***** INPUT DATA *****
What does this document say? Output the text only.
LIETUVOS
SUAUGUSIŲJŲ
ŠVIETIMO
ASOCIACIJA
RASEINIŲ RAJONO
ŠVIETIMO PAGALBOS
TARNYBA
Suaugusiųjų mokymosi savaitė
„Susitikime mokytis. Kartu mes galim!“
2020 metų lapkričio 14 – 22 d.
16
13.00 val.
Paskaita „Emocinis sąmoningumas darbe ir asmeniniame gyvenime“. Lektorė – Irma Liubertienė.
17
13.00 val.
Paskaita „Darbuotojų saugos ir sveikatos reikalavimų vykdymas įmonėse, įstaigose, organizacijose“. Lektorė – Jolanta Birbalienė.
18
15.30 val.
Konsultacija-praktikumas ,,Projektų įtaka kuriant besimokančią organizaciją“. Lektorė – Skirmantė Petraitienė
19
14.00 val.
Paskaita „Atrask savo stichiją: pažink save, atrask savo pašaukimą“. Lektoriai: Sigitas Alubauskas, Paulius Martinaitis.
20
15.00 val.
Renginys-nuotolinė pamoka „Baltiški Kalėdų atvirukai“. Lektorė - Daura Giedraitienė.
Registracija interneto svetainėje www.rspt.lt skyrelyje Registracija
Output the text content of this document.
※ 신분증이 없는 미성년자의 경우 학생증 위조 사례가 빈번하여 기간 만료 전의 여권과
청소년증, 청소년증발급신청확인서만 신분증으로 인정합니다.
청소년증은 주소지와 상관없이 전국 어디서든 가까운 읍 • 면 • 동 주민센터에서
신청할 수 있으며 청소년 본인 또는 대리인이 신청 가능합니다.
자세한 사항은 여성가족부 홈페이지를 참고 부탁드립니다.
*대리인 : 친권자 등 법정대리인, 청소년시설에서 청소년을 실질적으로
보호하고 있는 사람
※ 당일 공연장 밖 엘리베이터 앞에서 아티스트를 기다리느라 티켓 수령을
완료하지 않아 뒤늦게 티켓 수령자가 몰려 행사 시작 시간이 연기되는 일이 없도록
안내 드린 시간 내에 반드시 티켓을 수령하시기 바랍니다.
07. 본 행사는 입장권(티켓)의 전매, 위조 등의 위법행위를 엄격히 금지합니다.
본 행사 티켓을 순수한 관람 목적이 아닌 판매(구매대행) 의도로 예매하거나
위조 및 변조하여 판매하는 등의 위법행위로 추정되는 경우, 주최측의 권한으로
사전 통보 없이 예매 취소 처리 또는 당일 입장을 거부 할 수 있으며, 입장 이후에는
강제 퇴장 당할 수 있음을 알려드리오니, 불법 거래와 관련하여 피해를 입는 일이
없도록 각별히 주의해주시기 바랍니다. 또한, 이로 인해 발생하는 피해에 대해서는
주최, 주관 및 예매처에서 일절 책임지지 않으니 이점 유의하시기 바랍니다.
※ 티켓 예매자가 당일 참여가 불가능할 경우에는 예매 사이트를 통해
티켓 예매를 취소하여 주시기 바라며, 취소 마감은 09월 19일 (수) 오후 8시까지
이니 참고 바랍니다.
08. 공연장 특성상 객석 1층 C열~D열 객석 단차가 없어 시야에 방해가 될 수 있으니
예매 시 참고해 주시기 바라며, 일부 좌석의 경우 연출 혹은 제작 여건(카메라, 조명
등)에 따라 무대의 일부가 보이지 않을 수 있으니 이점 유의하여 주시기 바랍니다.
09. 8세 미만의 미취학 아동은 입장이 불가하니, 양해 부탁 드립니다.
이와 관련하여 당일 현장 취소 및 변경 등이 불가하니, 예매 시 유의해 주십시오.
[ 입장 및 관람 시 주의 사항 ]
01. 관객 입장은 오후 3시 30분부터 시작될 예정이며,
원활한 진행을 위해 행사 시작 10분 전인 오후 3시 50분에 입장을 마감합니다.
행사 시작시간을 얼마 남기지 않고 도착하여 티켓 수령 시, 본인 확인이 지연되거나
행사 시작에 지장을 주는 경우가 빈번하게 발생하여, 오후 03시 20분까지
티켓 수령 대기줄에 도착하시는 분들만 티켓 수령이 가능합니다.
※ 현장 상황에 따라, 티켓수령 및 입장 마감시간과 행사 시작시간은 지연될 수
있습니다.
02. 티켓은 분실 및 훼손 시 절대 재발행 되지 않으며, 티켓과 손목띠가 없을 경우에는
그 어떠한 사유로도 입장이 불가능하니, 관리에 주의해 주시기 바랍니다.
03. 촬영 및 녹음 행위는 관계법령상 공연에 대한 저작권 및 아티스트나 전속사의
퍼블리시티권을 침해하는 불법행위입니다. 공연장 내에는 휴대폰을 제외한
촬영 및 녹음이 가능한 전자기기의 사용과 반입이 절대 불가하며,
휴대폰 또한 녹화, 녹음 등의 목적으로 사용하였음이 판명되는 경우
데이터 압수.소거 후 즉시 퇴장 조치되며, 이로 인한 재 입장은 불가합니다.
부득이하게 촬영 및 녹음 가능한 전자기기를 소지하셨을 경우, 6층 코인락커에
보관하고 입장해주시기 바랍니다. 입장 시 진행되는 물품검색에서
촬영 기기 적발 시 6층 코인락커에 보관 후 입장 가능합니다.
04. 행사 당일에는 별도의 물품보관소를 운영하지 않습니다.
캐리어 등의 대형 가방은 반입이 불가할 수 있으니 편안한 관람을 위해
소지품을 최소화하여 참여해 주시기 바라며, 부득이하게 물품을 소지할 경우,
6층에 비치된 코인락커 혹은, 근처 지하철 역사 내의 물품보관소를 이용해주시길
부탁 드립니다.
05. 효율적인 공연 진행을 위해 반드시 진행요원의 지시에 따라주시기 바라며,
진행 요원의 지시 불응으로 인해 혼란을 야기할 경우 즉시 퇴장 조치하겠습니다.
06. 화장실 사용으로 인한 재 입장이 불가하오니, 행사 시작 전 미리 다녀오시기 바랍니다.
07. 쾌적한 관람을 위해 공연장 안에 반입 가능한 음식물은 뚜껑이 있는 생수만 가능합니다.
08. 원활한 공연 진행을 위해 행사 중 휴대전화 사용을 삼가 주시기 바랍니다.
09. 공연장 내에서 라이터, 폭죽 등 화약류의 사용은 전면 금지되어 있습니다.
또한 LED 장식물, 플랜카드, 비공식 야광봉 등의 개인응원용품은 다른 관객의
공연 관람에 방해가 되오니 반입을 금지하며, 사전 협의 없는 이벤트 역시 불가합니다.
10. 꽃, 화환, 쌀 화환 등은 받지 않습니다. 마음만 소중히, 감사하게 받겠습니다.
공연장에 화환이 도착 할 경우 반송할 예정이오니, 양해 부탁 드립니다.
*****
• GOAL OF THE EXERCISE: Reproduce the listing in full. Keep it exactly as written.

• TASK ANSWER:
What does this document say? Output the text only.
LIETUVOS
SUAUGUSIŲJŲ
ŠVIETIMO
ASOCIACIJA
RASEINIŲ RAJONO
ŠVIETIMO PAGALBOS
TARNYBA
Suaugusiųjų mokymosi savaitė
„Susitikime mokytis. Kartu mes galim!“
2020 metų lapkričio 14 – 22 d.
16
13.00 val.
Paskaita „Emocinis sąmoningumas darbe ir asmeniniame gyvenime“. Lektorė – Irma Liubertienė.
17
13.00 val.
Paskaita „Darbuotojų saugos ir sveikatos reikalavimų vykdymas įmonėse, įstaigose, organizacijose“. Lektorė – Jolanta Birbalienė.
18
15.30 val.
Konsultacija-praktikumas ,,Projektų įtaka kuriant besimokančią organizaciją“. Lektorė – Skirmantė Petraitienė
19
14.00 val.
Paskaita „Atrask savo stichiją: pažink save, atrask savo pašaukimą“. Lektoriai: Sigitas Alubauskas, Paulius Martinaitis.
20
15.00 val.
Renginys-nuotolinė pamoka „Baltiški Kalėdų atvirukai“. Lektorė - Daura Giedraitienė.
Registracija interneto svetainėje www.rspt.lt skyrelyje Registracija
Output the text content of this document.
※ 신분증이 없는 미성년자의 경우 학생증 위조 사례가 빈번하여 기간 만료 전의 여권과
청소년증, 청소년증발급신청확인서만 신분증으로 인정합니다.
청소년증은 주소지와 상관없이 전국 어디서든 가까운 읍 • 면 • 동 주민센터에서
신청할 수 있으며 청소년 본인 또는 대리인이 신청 가능합니다.
자세한 사항은 여성가족부 홈페이지를 참고 부탁드립니다.
*대리인 : 친권자 등 법정대리인, 청소년시설에서 청소년을 실질적으로
보호하고 있는 사람
※ 당일 공연장 밖 엘리베이터 앞에서 아티스트를 기다리느라 티켓 수령을
완료하지 않아 뒤늦게 티켓 수령자가 몰려 행사 시작 시간이 연기되는 일이 없도록
안내 드린 시간 내에 반드시 티켓을 수령하시기 바랍니다.
07. 본 행사는 입장권(티켓)의 전매, 위조 등의 위법행위를 엄격히 금지합니다.
본 행사 티켓을 순수한 관람 목적이 아닌 판매(구매대행) 의도로 예매하거나
위조 및 변조하여 판매하는 등의 위법행위로 추정되는 경우, 주최측의 권한으로
사전 통보 없이 예매 취소 처리 또는 당일 입장을 거부 할 수 있으며, 입장 이후에는
강제 퇴장 당할 수 있음을 알려드리오니, 불법 거래와 관련하여 피해를 입는 일이
없도록 각별히 주의해주시기 바랍니다. 또한, 이로 인해 발생하는 피해에 대해서는
주최, 주관 및 예매처에서 일절 책임지지 않으니 이점 유의하시기 바랍니다.
※ 티켓 예매자가 당일 참여가 불가능할 경우에는 예매 사이트를 통해
티켓 예매를 취소하여 주시기 바라며, 취소 마감은 09월 19일 (수) 오후 8시까지
이니 참고 바랍니다.
08. 공연장 특성상 객석 1층 C열~D열 객석 단차가 없어 시야에 방해가 될 수 있으니
예매 시 참고해 주시기 바라며, 일부 좌석의 경우 연출 혹은 제작 여건(카메라, 조명
등)에 따라 무대의 일부가 보이지 않을 수 있으니 이점 유의하여 주시기 바랍니다.
09. 8세 미만의 미취학 아동은 입장이 불가하니, 양해 부탁 드립니다.
이와 관련하여 당일 현장 취소 및 변경 등이 불가하니, 예매 시 유의해 주십시오.
[ 입장 및 관람 시 주의 사항 ]
01. 관객 입장은 오후 3시 30분부터 시작될 예정이며,
원활한 진행을 위해 행사 시작 10분 전인 오후 3시 50분에 입장을 마감합니다.
행사 시작시간을 얼마 남기지 않고 도착하여 티켓 수령 시, 본인 확인이 지연되거나
행사 시작에 지장을 주는 경우가 빈번하게 발생하여, 오후 03시 20분까지
티켓 수령 대기줄에 도착하시는 분들만 티켓 수령이 가능합니다.
※ 현장 상황에 따라, 티켓수령 및 입장 마감시간과 행사 시작시간은 지연될 수
있습니다.
02. 티켓은 분실 및 훼손 시 절대 재발행 되지 않으며, 티켓과 손목띠가 없을 경우에는
그 어떠한 사유로도 입장이 불가능하니, 관리에 주의해 주시기 바랍니다.
03. 촬영 및 녹음 행위는 관계법령상 공연에 대한 저작권 및 아티스트나 전속사의
퍼블리시티권을 침해하는 불법행위입니다. 공연장 내에는 휴대폰을 제외한
촬영 및 녹음이 가능한 전자기기의 사용과 반입이 절대 불가하며,
휴대폰 또한 녹화, 녹음 등의 목적으로 사용하였음이 판명되는 경우
데이터 압수.소거 후 즉시 퇴장 조치되며, 이로 인한 재 입장은 불가합니다.
부득이하게 촬영 및 녹음 가능한 전자기기를 소지하셨을 경우, 6층 코인락커에
보관하고 입장해주시기 바랍니다. 입장 시 진행되는 물품검색에서
촬영 기기 적발 시 6층 코인락커에 보관 후 입장 가능합니다.
04. 행사 당일에는 별도의 물품보관소를 운영하지 않습니다.
캐리어 등의 대형 가방은 반입이 불가할 수 있으니 편안한 관람을 위해
소지품을 최소화하여 참여해 주시기 바라며, 부득이하게 물품을 소지할 경우,
6층에 비치된 코인락커 혹은, 근처 지하철 역사 내의 물품보관소를 이용해주시길
부탁 드립니다.
05. 효율적인 공연 진행을 위해 반드시 진행요원의 지시에 따라주시기 바라며,
진행 요원의 지시 불응으로 인해 혼란을 야기할 경우 즉시 퇴장 조치하겠습니다.
06. 화장실 사용으로 인한 재 입장이 불가하오니, 행사 시작 전 미리 다녀오시기 바랍니다.
07. 쾌적한 관람을 위해 공연장 안에 반입 가능한 음식물은 뚜껑이 있는 생수만 가능합니다.
08. 원활한 공연 진행을 위해 행사 중 휴대전화 사용을 삼가 주시기 바랍니다.
09. 공연장 내에서 라이터, 폭죽 등 화약류의 사용은 전면 금지되어 있습니다.
또한 LED 장식물, 플랜카드, 비공식 야광봉 등의 개인응원용품은 다른 관객의
공연 관람에 방해가 되오니 반입을 금지하며, 사전 협의 없는 이벤트 역시 불가합니다.
10. 꽃, 화환, 쌀 화환 등은 받지 않습니다. 마음만 소중히, 감사하게 받겠습니다.
공연장에 화환이 도착 할 경우 반송할 예정이오니, 양해 부탁 드립니다.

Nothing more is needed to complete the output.